## What you have to do
Repeat the whole listing below, word for word.

## Dataset content
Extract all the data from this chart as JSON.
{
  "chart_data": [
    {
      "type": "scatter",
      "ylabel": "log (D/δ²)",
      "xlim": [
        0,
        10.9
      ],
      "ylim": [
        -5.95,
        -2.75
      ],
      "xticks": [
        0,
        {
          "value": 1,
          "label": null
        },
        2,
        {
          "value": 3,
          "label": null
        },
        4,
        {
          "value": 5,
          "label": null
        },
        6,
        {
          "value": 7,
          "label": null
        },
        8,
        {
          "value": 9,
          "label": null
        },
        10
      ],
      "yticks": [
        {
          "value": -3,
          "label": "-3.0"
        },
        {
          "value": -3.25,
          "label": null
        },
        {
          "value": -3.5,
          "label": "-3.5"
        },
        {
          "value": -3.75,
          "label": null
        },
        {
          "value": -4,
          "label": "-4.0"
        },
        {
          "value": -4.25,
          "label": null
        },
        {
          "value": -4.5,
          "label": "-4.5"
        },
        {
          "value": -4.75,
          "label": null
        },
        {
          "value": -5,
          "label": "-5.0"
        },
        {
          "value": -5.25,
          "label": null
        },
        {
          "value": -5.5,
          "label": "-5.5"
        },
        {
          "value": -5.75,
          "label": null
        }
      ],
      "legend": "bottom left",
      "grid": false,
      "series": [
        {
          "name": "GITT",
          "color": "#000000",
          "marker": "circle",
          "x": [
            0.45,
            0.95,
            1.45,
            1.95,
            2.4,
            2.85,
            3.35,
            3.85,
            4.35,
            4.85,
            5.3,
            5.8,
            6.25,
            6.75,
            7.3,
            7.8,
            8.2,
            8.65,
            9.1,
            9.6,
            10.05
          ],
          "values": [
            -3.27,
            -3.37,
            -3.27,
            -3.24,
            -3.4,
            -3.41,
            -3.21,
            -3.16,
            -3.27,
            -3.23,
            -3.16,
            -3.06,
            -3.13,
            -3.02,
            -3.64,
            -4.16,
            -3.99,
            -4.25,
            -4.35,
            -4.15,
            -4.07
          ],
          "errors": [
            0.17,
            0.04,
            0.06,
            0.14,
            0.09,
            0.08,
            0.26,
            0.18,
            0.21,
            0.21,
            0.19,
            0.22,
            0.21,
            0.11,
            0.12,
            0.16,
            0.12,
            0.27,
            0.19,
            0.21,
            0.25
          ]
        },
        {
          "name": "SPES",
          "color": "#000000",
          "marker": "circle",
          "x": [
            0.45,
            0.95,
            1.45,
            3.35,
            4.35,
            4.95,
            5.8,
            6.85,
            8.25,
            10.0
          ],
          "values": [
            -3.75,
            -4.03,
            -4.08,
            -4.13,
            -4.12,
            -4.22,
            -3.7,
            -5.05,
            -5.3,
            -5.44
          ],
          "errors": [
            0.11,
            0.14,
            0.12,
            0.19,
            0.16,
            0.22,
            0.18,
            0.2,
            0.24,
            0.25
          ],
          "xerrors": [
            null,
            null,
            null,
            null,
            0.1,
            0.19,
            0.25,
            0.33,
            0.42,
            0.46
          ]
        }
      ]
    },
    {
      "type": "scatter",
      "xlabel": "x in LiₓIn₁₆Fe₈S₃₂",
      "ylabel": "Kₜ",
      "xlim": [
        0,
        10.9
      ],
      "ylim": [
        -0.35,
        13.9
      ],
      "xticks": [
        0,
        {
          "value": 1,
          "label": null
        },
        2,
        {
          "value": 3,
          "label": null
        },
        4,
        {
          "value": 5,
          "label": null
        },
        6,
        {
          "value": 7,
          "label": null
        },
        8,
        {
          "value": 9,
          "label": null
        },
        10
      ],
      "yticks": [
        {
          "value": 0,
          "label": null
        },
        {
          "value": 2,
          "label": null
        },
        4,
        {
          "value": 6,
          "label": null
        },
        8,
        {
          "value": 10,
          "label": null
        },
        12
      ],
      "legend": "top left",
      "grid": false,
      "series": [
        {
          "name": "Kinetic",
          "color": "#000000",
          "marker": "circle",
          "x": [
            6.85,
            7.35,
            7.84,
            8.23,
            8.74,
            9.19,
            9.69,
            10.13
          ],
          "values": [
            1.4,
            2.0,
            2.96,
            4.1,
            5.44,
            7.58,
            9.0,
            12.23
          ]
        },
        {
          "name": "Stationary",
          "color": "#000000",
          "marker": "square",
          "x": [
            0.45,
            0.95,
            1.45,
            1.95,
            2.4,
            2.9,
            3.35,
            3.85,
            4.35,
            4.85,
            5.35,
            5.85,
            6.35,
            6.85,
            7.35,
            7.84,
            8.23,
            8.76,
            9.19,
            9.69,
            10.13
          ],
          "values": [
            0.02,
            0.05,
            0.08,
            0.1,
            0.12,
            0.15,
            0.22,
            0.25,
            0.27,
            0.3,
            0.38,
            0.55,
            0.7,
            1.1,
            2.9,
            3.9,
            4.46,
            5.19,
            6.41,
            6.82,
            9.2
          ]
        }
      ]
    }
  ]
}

## Exercise answer
Extract all the data from this chart as JSON.
{
  "chart_data": [
    {
      "type": "scatter",
      "ylabel": "log (D/δ²)",
      "xlim": [
        0,
        10.9
      ],
      "ylim": [
        -5.95,
        -2.75
      ],
      "xticks": [
        0,
        {
          "value": 1,
          "label": null
        },
        2,
        {
          "value": 3,
          "label": null
        },
        4,
        {
          "value": 5,
          "label": null
        },
        6,
        {
          "value": 7,
          "label": null
        },
        8,
        {
          "value": 9,
          "label": null
        },
        10
      ],
      "yticks": [
        {
          "value": -3,
          "label": "-3.0"
        },
        {
          "value": -3.25,
          "label": null
        },
        {
          "value": -3.5,
          "label": "-3.5"
        },
        {
          "value": -3.75,
          "label": null
        },
        {
          "value": -4,
          "label": "-4.0"
        },
        {
          "value": -4.25,
          "label": null
        },
        {
          "value": -4.5,
          "label": "-4.5"
        },
        {
          "value": -4.75,
          "label": null
        },
        {
          "value": -5,
          "label": "-5.0"
        },
        {
          "value": -5.25,
          "label": null
        },
        {
          "value": -5.5,
          "label": "-5.5"
        },
        {
          "value": -5.75,
          "label": null
        }
      ],
      "legend": "bottom left",
      "grid": false,
      "series": [
        {
          "name": "GITT",
          "color": "#000000",
          "marker": "circle",
          "x": [
            0.45,
            0.95,
            1.45,
            1.95,
            2.4,
            2.85,
            3.35,
            3.85,
            4.35,
            4.85,
            5.3,
            5.8,
            6.25,
            6.75,
            7.3,
            7.8,
            8.2,
            8.65,
            9.1,
            9.6,
            10.05
          ],
          "values": [
            -3.27,
            -3.37,
            -3.27,
            -3.24,
            -3.4,
            -3.41,
            -3.21,
            -3.16,
            -3.27,
            -3.23,
            -3.16,
            -3.06,
            -3.13,
            -3.02,
            -3.64,
            -4.16,
            -3.99,
            -4.25,
            -4.35,
            -4.15,
            -4.07
          ],
          "errors": [
            0.17,
            0.04,
            0.06,
            0.14,
            0.09,
            0.08,
            0.26,
            0.18,
            0.21,
            0.21,
            0.19,
            0.22,
            0.21,
            0.11,
            0.12,
            0.16,
            0.12,
            0.27,
            0.19,
            0.21,
            0.25
          ]
        },
        {
          "name": "SPES",
          "color": "#000000",
          "marker": "circle",
          "x": [
            0.45,
            0.95,
            1.45,
            3.35,
            4.35,
            4.95,
            5.8,
            6.85,
            8.25,
            10.0
          ],
          "values": [
            -3.75,
            -4.03,
            -4.08,
            -4.13,
            -4.12,
            -4.22,
            -3.7,
            -5.05,
            -5.3,
            -5.44
          ],
          "errors": [
            0.11,
            0.14,
            0.12,
            0.19,
            0.16,
            0.22,
            0.18,
            0.2,
            0.24,
            0.25
          ],
          "xerrors": [
            null,
            null,
            null,
            null,
            0.1,
            0.19,
            0.25,
            0.33,
            0.42,
            0.46
          ]
        }
      ]
    },
    {
      "type": "scatter",
      "xlabel": "x in LiₓIn₁₆Fe₈S₃₂",
      "ylabel": "Kₜ",
      "xlim": [
        0,
        10.9
      ],
      "ylim": [
        -0.35,
        13.9
      ],
      "xticks": [
        0,
        {
          "value": 1,
          "label": null
        },
        2,
        {
          "value": 3,
          "label": null
        },
        4,
        {
          "value": 5,
          "label": null
        },
        6,
        {
          "value": 7,
          "label": null
        },
        8,
        {
          "value": 9,
          "label": null
        },
        10
      ],
      "yticks": [
        {
          "value": 0,
          "label": null
        },
        {
          "value": 2,
          "label": null
        },
        4,
        {
          "value": 6,
          "label": null
        },
        8,
        {
          "value": 10,
          "label": null
        },
        12
      ],
      "legend": "top left",
      "grid": false,
      "series": [
        {
          "name": "Kinetic",
          "color": "#000000",
          "marker": "circle",
          "x": [
            6.85,
            7.35,
            7.84,
            8.23,
            8.74,
            9.19,
            9.69,
            10.13
          ],
          "values": [
            1.4,
            2.0,
            2.96,
            4.1,
            5.44,
            7.58,
            9.0,
            12.23
          ]
        },
        {
          "name": "Stationary",
          "color": "#000000",
          "marker": "square",
          "x": [
            0.45,
            0.95,
            1.45,
            1.95,
            2.4,
            2.9,
            3.35,
            3.85,
            4.35,
            4.85,
            5.35,
            5.85,
            6.35,
            6.85,
            7.35,
            7.84,
            8.23,
            8.76,
            9.19,
            9.69,
            10.13
          ],
          "values": [
            0.02,
            0.05,
            0.08,
            0.1,
            0.12,
            0.15,
            0.22,
            0.25,
            0.27,
            0.3,
            0.38,
            0.55,
            0.7,
            1.1,
            2.9,
            3.9,
            4.46,
            5.19,
            6.41,
            6.82,
            9.2
          ]
        }
      ]
    }
  ]
}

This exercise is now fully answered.